DIRECTIONS
Reply with one number: how many lines contain the word "ylabel".

++++++

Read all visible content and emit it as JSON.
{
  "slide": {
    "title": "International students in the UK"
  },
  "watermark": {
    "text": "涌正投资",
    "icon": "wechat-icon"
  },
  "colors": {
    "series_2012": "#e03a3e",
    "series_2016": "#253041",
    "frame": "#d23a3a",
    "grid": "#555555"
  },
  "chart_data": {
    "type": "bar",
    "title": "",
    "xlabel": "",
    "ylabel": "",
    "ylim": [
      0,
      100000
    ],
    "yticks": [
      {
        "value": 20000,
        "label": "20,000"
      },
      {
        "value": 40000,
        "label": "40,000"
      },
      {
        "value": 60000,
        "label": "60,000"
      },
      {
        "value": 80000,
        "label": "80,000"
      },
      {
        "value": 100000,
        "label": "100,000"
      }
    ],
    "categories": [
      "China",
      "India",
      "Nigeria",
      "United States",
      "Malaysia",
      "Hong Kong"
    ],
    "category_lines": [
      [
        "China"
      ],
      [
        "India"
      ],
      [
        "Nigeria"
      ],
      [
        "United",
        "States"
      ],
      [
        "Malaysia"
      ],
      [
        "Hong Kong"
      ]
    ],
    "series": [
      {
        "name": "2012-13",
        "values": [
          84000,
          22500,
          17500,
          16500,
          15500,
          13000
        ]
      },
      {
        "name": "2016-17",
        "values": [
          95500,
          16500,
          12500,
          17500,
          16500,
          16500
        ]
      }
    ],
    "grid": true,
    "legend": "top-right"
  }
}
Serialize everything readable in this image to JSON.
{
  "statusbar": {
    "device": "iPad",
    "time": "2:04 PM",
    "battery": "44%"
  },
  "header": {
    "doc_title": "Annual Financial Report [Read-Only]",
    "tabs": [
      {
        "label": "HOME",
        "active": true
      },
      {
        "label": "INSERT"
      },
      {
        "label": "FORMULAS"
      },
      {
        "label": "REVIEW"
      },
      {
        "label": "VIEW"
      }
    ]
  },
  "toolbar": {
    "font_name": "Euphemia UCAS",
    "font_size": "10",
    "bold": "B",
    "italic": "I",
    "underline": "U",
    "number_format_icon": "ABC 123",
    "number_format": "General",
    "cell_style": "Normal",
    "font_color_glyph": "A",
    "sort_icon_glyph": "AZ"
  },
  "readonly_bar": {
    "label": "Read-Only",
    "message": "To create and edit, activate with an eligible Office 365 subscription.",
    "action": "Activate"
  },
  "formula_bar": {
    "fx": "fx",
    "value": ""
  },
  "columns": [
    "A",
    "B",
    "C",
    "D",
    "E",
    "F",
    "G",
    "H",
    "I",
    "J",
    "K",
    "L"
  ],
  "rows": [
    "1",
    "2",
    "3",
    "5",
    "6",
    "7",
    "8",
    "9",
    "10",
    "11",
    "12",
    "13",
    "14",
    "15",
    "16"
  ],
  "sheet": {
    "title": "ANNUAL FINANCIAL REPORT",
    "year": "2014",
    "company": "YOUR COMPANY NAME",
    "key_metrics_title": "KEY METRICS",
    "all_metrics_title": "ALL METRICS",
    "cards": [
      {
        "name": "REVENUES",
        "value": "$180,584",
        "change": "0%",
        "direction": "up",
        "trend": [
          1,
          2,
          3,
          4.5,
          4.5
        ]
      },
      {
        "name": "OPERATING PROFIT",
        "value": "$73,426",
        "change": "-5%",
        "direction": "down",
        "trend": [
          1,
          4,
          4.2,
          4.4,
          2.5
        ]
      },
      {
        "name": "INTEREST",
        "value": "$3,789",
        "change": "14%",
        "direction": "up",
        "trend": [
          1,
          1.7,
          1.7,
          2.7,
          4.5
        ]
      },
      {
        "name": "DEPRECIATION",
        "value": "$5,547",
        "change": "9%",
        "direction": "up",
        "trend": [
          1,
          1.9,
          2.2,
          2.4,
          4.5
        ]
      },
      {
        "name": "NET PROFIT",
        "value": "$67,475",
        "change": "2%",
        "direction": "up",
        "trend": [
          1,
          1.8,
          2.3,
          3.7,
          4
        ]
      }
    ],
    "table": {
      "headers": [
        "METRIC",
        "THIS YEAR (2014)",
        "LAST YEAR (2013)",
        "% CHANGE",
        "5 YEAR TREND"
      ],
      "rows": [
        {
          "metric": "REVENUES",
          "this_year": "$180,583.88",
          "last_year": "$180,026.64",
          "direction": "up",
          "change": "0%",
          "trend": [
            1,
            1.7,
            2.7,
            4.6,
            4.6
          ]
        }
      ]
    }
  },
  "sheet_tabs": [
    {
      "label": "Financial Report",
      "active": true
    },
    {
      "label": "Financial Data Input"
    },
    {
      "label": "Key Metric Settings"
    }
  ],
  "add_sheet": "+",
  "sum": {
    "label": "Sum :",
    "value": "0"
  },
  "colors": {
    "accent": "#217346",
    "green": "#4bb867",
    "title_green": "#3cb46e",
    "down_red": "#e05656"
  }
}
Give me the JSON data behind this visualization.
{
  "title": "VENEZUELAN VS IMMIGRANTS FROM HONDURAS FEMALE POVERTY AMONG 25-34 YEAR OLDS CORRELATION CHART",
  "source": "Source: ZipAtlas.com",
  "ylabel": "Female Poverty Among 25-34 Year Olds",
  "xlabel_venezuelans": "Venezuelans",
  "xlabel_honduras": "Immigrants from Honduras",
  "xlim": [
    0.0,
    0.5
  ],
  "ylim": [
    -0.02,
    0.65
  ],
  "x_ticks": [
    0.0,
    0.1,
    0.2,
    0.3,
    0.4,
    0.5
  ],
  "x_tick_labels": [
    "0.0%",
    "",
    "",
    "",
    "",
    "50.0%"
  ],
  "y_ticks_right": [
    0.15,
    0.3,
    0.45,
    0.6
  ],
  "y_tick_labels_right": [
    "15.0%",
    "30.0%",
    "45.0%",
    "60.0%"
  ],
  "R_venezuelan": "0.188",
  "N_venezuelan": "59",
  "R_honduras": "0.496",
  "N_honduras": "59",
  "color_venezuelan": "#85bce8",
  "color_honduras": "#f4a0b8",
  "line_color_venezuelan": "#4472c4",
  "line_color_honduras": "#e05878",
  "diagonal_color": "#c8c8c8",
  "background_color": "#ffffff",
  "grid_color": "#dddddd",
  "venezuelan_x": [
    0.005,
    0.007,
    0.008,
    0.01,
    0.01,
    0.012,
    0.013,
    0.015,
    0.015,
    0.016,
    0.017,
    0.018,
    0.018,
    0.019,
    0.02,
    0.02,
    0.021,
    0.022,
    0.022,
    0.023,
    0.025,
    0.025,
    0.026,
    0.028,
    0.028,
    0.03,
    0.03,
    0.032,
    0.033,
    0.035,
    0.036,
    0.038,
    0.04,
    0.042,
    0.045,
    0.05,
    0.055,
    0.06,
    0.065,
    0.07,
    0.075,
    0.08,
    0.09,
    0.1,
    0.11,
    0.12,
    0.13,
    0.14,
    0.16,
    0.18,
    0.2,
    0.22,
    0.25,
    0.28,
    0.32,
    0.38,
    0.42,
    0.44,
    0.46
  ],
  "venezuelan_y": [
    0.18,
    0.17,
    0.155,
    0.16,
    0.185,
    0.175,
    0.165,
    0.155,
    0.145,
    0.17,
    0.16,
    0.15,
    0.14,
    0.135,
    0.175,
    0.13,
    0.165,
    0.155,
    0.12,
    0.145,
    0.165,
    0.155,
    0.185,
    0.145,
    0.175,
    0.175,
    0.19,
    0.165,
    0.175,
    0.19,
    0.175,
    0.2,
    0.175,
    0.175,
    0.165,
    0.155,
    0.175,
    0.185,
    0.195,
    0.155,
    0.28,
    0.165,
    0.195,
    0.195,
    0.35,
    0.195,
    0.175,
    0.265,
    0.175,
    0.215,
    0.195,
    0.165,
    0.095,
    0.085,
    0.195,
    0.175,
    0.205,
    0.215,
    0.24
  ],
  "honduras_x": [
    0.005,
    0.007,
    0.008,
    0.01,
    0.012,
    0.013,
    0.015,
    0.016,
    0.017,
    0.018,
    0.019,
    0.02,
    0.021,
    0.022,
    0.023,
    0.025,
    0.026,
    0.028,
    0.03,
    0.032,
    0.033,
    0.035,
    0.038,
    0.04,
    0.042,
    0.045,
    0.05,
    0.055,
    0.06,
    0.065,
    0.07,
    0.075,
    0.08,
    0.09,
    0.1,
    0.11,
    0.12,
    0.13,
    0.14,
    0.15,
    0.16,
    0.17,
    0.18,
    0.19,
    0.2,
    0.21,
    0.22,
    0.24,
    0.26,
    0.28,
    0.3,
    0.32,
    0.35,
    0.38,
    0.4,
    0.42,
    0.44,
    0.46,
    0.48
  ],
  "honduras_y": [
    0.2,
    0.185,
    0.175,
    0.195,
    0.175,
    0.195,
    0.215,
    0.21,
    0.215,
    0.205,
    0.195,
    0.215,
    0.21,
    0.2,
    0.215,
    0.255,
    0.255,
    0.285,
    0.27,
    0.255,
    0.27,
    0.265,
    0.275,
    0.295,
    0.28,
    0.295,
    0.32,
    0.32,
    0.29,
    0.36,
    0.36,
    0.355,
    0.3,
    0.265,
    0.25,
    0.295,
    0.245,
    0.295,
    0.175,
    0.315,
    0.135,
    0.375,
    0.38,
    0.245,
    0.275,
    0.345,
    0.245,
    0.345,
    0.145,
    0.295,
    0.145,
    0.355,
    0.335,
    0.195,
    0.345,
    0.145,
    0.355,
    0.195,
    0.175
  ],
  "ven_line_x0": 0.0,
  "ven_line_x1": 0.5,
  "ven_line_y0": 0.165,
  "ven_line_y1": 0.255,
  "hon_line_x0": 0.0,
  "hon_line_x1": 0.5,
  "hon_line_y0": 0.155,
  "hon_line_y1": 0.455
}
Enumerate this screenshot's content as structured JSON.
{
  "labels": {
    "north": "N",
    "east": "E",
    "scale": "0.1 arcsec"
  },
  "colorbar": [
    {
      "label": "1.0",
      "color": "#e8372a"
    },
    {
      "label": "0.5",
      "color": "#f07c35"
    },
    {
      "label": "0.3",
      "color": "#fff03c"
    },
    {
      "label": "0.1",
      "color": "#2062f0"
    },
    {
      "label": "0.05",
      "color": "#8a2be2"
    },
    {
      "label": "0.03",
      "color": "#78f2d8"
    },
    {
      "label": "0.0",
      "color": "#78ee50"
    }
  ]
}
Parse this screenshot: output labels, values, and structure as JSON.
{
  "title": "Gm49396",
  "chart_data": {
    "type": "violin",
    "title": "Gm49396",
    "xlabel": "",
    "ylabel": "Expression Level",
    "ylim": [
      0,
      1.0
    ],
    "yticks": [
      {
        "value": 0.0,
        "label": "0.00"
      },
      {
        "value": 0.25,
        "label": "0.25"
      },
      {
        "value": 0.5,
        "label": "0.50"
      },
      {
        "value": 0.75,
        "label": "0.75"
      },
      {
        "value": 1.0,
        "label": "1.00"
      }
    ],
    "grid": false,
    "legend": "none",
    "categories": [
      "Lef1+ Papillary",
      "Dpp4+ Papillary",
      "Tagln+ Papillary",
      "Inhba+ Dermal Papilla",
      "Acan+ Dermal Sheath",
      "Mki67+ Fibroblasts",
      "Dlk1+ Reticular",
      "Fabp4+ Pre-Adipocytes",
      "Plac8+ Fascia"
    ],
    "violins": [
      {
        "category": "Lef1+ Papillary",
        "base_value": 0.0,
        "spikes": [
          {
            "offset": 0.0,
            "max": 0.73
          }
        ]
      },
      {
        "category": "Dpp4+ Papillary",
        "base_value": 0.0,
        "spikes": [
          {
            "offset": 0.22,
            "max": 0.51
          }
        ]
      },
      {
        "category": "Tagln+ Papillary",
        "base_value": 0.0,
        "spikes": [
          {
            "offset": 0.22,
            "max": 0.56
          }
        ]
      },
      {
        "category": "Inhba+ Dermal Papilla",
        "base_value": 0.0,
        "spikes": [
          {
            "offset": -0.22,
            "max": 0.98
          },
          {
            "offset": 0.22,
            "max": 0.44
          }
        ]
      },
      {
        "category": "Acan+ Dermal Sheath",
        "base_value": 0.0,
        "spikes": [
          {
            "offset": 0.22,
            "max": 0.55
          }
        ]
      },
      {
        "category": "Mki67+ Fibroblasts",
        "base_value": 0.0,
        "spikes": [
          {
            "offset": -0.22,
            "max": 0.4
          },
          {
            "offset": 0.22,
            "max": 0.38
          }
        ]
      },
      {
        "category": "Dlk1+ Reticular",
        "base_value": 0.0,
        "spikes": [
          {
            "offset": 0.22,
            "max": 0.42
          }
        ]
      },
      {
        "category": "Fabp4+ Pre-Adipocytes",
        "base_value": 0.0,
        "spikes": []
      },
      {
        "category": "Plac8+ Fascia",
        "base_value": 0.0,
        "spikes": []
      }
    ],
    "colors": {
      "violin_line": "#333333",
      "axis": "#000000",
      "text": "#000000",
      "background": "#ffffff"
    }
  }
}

++++++

PROBLEM SOLUTION
3